## DIRECTIONS FOR THIS TASK
Wherever a line holds the string "screenshot", copy that line.

## ROWS

━━━━━━━━

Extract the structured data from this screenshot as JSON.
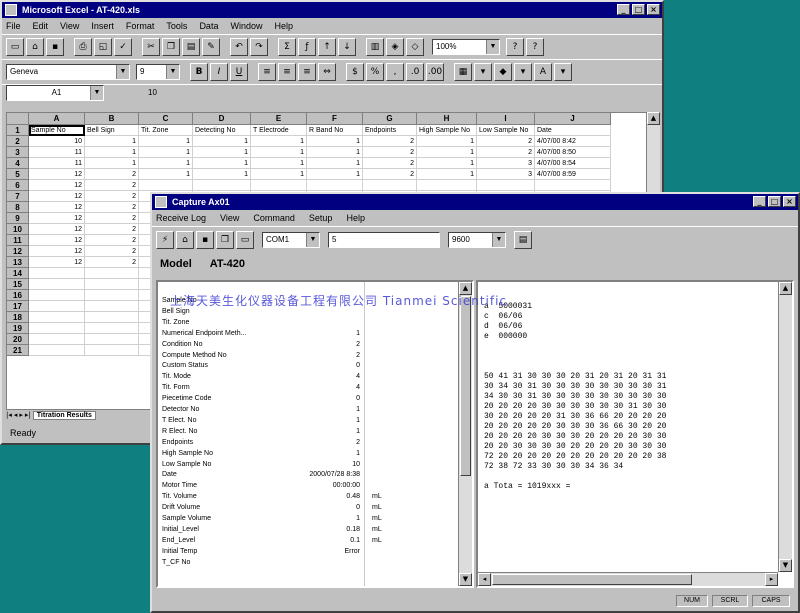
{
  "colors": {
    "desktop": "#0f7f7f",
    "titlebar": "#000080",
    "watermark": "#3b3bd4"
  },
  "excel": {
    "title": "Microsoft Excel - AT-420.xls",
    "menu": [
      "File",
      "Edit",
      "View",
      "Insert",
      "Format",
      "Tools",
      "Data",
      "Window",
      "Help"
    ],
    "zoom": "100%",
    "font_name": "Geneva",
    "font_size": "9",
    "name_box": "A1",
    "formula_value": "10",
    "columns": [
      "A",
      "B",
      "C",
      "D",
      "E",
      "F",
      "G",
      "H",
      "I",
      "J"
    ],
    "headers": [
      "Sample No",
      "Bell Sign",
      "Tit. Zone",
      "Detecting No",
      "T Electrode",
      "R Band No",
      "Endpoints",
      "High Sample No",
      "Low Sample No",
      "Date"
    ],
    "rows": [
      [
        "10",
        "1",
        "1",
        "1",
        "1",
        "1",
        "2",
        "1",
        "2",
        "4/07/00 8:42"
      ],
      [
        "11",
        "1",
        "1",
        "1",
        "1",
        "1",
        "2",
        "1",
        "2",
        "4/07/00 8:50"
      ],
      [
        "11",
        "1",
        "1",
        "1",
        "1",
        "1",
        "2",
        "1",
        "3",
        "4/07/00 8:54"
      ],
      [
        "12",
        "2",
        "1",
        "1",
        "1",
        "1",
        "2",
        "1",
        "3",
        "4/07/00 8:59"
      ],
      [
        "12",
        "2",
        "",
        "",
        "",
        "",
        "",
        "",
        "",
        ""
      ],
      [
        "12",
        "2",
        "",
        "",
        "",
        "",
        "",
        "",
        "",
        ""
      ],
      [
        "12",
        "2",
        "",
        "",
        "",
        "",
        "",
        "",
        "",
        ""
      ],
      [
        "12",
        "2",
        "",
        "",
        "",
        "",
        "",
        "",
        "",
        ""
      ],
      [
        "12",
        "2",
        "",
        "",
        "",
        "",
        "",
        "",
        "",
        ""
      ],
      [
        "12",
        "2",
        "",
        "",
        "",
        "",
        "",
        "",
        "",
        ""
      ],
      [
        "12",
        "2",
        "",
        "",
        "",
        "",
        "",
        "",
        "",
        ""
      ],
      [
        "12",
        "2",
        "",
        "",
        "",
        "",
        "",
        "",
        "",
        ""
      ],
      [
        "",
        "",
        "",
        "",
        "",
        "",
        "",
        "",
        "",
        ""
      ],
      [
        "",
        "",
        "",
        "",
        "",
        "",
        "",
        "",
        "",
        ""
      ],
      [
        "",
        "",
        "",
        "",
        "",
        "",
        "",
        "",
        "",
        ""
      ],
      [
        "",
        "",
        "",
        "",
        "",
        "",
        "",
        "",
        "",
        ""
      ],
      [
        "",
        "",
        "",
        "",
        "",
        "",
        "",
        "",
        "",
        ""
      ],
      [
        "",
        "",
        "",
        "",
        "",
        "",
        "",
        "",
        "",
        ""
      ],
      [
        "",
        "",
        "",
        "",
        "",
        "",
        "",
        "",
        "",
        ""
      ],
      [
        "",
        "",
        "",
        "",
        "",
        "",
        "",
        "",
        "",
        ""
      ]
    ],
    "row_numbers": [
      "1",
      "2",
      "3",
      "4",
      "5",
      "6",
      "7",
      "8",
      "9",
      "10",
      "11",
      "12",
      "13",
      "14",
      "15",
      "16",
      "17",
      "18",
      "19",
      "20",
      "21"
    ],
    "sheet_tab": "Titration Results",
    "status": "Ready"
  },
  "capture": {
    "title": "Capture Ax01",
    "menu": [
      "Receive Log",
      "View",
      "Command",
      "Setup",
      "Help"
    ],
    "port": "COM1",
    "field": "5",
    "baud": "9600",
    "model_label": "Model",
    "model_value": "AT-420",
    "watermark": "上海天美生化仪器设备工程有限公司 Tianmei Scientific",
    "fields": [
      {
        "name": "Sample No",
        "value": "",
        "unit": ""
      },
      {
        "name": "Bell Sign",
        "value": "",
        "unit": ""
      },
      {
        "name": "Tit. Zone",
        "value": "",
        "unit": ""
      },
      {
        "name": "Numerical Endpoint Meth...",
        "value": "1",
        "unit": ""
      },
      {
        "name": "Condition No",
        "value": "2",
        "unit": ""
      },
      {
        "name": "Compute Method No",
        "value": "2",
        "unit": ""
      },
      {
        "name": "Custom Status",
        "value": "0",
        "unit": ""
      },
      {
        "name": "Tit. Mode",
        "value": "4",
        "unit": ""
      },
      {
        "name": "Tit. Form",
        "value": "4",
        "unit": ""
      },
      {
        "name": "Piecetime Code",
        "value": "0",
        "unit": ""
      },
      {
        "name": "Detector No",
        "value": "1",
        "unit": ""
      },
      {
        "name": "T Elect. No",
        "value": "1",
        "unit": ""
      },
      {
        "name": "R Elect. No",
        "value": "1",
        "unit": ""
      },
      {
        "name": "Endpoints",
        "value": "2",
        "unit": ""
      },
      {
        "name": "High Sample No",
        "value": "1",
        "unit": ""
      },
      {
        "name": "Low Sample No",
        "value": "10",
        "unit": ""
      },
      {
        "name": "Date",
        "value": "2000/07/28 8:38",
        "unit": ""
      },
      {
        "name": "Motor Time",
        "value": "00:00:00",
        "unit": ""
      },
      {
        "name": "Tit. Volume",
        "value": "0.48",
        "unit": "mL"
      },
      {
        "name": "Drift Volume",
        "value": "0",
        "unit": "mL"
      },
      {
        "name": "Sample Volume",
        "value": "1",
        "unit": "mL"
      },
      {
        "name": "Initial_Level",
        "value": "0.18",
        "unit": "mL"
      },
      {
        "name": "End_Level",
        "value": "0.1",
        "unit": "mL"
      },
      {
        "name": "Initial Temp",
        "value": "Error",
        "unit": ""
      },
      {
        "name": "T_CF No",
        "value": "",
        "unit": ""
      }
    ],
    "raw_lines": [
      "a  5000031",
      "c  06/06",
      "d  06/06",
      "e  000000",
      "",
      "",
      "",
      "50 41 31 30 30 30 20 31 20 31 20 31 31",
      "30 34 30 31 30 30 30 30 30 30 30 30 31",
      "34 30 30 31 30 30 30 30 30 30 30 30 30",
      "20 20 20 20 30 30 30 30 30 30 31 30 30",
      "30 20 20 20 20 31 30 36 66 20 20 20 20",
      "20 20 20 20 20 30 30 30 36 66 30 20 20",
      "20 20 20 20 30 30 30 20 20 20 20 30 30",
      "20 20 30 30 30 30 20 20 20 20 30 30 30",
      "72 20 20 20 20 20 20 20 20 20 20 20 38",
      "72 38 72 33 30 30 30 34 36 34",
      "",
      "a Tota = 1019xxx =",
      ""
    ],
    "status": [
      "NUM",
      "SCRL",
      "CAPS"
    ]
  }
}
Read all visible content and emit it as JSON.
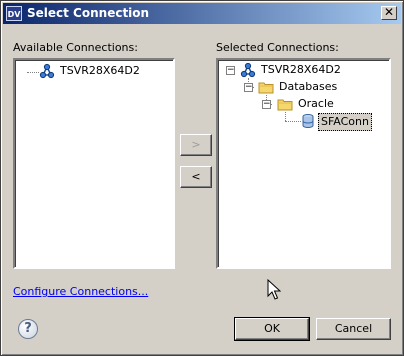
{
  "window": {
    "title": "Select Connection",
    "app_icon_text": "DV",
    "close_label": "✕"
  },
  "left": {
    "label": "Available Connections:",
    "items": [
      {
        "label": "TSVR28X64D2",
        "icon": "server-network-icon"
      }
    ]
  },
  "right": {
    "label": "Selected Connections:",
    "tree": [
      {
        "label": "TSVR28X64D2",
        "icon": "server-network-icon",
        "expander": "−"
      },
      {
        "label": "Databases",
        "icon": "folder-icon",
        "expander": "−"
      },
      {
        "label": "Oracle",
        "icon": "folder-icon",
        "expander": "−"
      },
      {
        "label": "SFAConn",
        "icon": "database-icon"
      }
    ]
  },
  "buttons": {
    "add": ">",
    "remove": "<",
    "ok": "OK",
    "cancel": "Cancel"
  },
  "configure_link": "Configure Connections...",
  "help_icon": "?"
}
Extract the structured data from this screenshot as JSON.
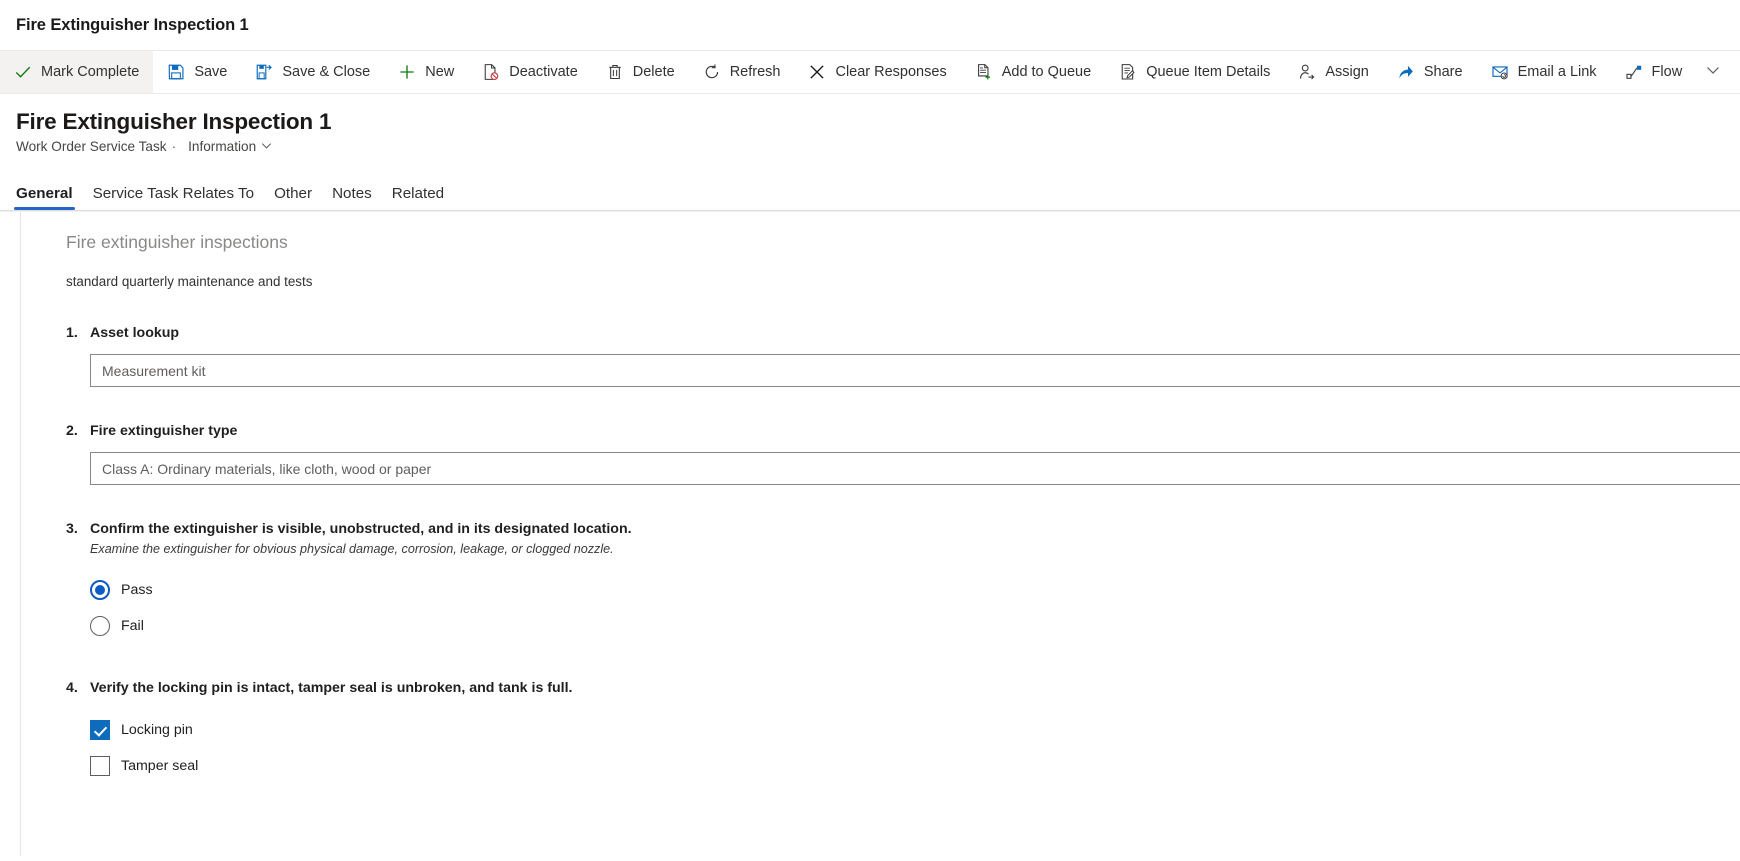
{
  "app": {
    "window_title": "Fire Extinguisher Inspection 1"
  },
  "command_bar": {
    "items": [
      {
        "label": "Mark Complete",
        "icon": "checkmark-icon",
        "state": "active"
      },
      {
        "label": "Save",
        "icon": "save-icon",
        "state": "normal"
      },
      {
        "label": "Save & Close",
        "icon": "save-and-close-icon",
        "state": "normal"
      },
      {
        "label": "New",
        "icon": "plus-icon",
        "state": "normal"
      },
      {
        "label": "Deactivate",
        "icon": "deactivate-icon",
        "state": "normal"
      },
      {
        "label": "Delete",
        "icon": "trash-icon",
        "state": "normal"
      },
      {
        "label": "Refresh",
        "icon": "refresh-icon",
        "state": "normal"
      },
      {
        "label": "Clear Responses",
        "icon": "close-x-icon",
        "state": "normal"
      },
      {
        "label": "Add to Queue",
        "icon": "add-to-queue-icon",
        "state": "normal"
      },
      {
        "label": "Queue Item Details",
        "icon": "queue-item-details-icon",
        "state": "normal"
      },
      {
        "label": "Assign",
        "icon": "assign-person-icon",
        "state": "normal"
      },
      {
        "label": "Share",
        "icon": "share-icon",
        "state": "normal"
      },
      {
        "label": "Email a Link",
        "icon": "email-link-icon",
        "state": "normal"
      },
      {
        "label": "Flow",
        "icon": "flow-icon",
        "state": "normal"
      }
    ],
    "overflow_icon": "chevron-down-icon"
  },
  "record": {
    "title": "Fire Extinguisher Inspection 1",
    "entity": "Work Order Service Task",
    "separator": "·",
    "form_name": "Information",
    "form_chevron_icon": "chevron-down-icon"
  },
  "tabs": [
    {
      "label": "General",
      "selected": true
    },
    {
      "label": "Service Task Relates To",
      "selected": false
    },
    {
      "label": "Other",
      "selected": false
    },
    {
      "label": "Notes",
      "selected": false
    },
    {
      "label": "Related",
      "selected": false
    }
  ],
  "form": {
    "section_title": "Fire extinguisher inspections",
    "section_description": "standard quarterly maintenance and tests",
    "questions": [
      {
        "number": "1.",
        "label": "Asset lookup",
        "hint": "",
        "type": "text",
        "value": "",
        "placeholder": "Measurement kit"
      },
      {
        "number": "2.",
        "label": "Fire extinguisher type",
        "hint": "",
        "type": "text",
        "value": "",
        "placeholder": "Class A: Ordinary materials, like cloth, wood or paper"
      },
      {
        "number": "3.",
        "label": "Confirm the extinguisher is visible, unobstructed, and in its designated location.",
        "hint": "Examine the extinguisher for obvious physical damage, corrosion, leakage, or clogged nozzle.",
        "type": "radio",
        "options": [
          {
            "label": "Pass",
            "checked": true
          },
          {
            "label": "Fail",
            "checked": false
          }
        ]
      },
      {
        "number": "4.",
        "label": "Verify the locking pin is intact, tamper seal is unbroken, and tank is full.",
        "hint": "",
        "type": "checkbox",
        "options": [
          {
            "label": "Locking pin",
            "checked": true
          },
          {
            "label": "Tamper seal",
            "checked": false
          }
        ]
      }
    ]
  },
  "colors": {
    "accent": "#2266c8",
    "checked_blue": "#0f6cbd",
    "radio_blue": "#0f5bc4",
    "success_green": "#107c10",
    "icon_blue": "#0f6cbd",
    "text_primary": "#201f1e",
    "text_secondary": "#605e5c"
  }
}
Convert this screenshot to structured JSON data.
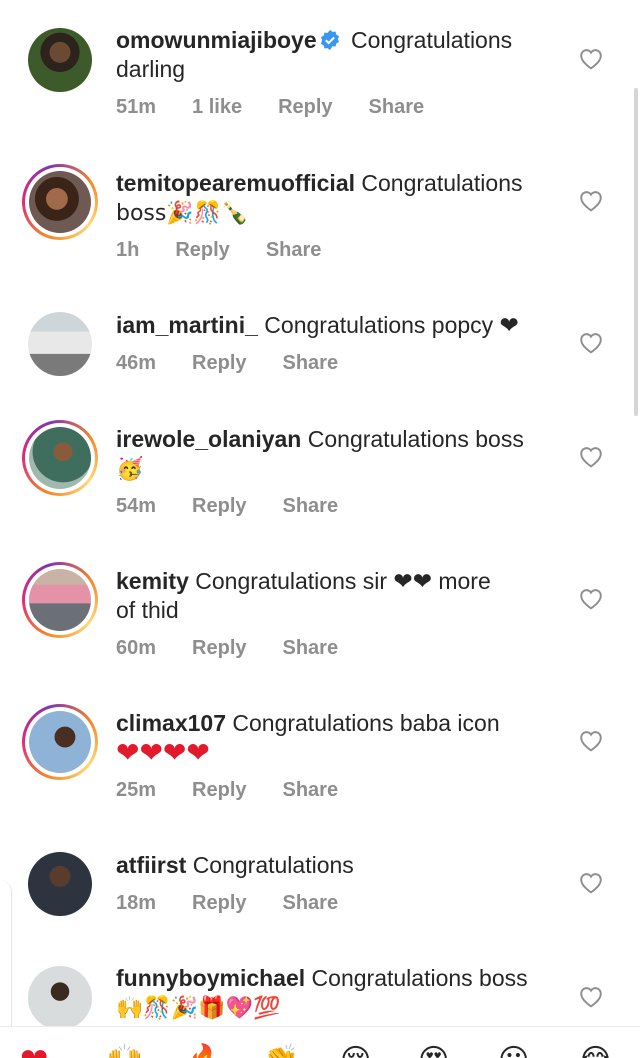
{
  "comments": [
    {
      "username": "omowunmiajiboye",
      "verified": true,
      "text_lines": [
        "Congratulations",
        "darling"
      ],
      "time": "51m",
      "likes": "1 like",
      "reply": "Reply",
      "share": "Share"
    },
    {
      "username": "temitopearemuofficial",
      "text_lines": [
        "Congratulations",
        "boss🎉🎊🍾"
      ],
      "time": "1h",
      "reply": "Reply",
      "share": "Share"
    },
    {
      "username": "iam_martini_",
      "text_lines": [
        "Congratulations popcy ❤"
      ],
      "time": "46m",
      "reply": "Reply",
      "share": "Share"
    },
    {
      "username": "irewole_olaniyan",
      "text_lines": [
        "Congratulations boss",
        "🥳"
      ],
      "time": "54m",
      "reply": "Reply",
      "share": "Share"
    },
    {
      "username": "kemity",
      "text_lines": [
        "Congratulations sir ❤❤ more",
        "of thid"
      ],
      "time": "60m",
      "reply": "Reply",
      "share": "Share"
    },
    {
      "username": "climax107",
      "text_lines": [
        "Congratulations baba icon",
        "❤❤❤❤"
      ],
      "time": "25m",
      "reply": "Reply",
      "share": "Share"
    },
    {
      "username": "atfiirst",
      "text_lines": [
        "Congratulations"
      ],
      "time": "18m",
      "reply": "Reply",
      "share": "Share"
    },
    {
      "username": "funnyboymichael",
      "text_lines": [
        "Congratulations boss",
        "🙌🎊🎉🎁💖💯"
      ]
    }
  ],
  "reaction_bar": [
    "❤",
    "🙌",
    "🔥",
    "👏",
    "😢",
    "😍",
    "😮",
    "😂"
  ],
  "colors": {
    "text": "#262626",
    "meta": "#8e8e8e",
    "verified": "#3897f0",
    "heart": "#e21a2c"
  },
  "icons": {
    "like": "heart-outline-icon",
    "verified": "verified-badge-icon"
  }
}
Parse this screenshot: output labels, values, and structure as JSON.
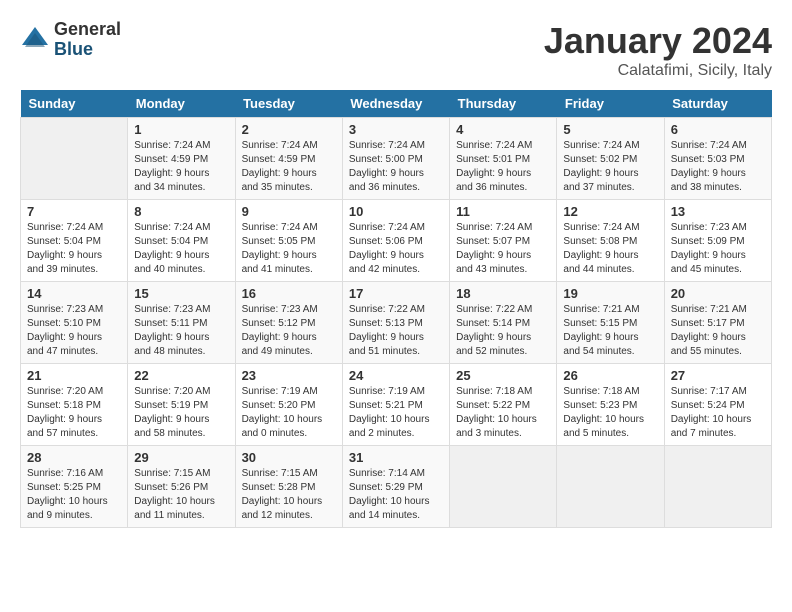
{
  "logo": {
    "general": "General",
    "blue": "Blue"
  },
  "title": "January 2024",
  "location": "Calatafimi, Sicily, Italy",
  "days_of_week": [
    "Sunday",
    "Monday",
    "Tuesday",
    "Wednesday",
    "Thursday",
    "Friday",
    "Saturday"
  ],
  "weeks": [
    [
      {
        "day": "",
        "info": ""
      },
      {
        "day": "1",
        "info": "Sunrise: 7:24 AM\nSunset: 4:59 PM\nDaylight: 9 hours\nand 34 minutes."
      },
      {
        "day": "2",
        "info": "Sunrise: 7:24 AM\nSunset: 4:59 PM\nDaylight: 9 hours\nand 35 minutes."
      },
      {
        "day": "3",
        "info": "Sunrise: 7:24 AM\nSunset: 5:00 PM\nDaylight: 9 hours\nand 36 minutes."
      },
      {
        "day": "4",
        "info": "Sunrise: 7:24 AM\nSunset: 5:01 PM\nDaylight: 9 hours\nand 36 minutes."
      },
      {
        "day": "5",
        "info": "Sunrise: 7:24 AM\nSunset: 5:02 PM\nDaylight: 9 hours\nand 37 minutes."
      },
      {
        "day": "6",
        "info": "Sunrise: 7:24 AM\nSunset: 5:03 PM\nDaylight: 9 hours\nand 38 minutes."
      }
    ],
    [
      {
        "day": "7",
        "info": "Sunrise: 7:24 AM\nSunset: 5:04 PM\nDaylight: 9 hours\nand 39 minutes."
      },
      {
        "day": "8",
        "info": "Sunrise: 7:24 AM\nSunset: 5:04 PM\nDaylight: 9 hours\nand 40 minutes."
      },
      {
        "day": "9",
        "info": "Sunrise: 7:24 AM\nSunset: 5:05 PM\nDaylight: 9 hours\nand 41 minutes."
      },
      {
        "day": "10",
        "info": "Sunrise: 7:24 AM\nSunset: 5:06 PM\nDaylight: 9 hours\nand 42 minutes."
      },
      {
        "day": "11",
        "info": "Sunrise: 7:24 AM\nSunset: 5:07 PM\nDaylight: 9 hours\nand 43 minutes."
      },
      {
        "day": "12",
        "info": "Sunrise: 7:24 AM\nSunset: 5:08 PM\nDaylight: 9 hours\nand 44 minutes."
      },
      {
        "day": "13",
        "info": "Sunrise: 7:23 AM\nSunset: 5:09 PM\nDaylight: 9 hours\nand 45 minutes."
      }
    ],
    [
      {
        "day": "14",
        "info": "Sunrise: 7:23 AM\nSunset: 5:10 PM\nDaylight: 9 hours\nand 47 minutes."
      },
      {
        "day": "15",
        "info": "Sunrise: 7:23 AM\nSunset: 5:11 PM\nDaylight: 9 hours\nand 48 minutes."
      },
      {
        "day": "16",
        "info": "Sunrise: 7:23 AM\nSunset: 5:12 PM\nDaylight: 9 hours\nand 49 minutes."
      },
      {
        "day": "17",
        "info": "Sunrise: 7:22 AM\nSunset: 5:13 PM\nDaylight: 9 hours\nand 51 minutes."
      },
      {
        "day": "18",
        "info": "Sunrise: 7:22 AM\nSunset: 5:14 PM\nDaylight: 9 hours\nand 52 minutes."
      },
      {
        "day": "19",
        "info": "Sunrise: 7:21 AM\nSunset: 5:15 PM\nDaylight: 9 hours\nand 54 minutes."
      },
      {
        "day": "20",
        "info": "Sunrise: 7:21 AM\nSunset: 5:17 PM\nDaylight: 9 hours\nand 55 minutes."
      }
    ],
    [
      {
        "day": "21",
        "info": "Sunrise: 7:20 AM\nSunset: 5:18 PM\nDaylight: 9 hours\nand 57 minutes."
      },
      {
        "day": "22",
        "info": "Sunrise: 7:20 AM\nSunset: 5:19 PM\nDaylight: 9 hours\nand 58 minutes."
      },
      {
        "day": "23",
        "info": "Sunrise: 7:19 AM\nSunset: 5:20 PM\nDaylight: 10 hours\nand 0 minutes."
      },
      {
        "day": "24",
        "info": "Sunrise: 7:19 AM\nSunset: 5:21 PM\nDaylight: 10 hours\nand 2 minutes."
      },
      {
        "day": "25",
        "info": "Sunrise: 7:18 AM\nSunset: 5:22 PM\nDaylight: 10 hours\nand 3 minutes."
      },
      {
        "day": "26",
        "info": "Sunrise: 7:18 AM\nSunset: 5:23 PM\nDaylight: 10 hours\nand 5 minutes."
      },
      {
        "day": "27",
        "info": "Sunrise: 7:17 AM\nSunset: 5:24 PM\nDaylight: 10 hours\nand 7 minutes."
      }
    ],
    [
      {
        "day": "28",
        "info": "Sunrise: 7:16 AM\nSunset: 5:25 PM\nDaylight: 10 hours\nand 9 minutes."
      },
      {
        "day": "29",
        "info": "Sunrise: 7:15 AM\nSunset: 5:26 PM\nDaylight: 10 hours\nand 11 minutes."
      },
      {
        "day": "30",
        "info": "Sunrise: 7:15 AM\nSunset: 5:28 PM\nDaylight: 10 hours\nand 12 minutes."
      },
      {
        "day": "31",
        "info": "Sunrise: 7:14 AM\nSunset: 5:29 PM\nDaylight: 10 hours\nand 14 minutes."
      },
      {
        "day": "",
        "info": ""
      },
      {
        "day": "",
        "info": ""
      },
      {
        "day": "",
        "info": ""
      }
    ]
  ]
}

━━━━━━━━

## CORRECT OUTPUT
Extract the structured data from this screenshot as JSON.
Extract the structured data from this screenshot as JSON.
Convert this screenshot to structured JSON data.
Parse this screenshot: output labels, values, and structure as JSON.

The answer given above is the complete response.